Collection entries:
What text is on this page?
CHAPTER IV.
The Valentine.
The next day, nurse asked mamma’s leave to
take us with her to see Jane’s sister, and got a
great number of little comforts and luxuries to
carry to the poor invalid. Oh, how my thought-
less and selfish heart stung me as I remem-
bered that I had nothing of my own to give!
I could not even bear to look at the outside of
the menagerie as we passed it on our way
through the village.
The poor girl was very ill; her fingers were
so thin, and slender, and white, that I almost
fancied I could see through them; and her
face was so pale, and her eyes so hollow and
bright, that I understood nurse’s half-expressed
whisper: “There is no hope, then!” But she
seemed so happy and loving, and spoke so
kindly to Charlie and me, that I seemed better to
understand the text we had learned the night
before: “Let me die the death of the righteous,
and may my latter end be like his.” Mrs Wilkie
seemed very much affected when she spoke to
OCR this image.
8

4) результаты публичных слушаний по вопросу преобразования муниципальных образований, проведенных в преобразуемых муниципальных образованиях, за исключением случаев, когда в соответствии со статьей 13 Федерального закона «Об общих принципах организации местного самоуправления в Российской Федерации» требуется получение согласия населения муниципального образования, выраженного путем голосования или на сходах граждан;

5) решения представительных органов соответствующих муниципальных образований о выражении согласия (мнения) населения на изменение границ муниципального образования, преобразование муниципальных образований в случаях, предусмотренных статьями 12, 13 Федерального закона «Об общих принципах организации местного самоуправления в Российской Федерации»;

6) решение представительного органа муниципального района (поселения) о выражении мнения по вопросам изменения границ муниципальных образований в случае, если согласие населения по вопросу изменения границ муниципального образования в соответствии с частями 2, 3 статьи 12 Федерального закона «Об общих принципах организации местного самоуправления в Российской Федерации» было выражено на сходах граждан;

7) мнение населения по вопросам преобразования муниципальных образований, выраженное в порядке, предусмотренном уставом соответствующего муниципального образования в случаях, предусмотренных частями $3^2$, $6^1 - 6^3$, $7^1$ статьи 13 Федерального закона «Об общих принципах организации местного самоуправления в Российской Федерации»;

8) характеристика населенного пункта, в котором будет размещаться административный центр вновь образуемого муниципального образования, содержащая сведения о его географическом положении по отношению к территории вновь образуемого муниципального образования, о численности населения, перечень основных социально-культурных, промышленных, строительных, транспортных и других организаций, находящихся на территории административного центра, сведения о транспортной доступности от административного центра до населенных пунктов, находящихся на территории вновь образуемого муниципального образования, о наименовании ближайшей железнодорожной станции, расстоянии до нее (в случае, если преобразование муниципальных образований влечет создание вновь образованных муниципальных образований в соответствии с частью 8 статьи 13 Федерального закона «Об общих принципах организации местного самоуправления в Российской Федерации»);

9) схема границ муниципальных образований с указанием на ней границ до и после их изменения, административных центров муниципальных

*TASK INSTRUCTIONS*: The listing above must be transcribed exactly, line by line.

*TASK ANSWER*:
What text is on this page?
CHAPTER IV.
The Valentine.
The next day, nurse asked mamma’s leave to
take us with her to see Jane’s sister, and got a
great number of little comforts and luxuries to
carry to the poor invalid. Oh, how my thought-
less and selfish heart stung me as I remem-
bered that I had nothing of my own to give!
I could not even bear to look at the outside of
the menagerie as we passed it on our way
through the village.
The poor girl was very ill; her fingers were
so thin, and slender, and white, that I almost
fancied I could see through them; and her
face was so pale, and her eyes so hollow and
bright, that I understood nurse’s half-expressed
whisper: “There is no hope, then!” But she
seemed so happy and loving, and spoke so
kindly to Charlie and me, that I seemed better to
understand the text we had learned the night
before: “Let me die the death of the righteous,
and may my latter end be like his.” Mrs Wilkie
seemed very much affected when she spoke to
OCR this image.
8

4) результаты публичных слушаний по вопросу преобразования муниципальных образований, проведенных в преобразуемых муниципальных образованиях, за исключением случаев, когда в соответствии со статьей 13 Федерального закона «Об общих принципах организации местного самоуправления в Российской Федерации» требуется получение согласия населения муниципального образования, выраженного путем голосования или на сходах граждан;

5) решения представительных органов соответствующих муниципальных образований о выражении согласия (мнения) населения на изменение границ муниципального образования, преобразование муниципальных образований в случаях, предусмотренных статьями 12, 13 Федерального закона «Об общих принципах организации местного самоуправления в Российской Федерации»;

6) решение представительного органа муниципального района (поселения) о выражении мнения по вопросам изменения границ муниципальных образований в случае, если согласие населения по вопросу изменения границ муниципального образования в соответствии с частями 2, 3 статьи 12 Федерального закона «Об общих принципах организации местного самоуправления в Российской Федерации» было выражено на сходах граждан;

7) мнение населения по вопросам преобразования муниципальных образований, выраженное в порядке, предусмотренном уставом соответствующего муниципального образования в случаях, предусмотренных частями $3^2$, $6^1 - 6^3$, $7^1$ статьи 13 Федерального закона «Об общих принципах организации местного самоуправления в Российской Федерации»;

8) характеристика населенного пункта, в котором будет размещаться административный центр вновь образуемого муниципального образования, содержащая сведения о его географическом положении по отношению к территории вновь образуемого муниципального образования, о численности населения, перечень основных социально-культурных, промышленных, строительных, транспортных и других организаций, находящихся на территории административного центра, сведения о транспортной доступности от административного центра до населенных пунктов, находящихся на территории вновь образуемого муниципального образования, о наименовании ближайшей железнодорожной станции, расстоянии до нее (в случае, если преобразование муниципальных образований влечет создание вновь образованных муниципальных образований в соответствии с частью 8 статьи 13 Федерального закона «Об общих принципах организации местного самоуправления в Российской Федерации»);

9) схема границ муниципальных образований с указанием на ней границ до и после их изменения, административных центров муниципальных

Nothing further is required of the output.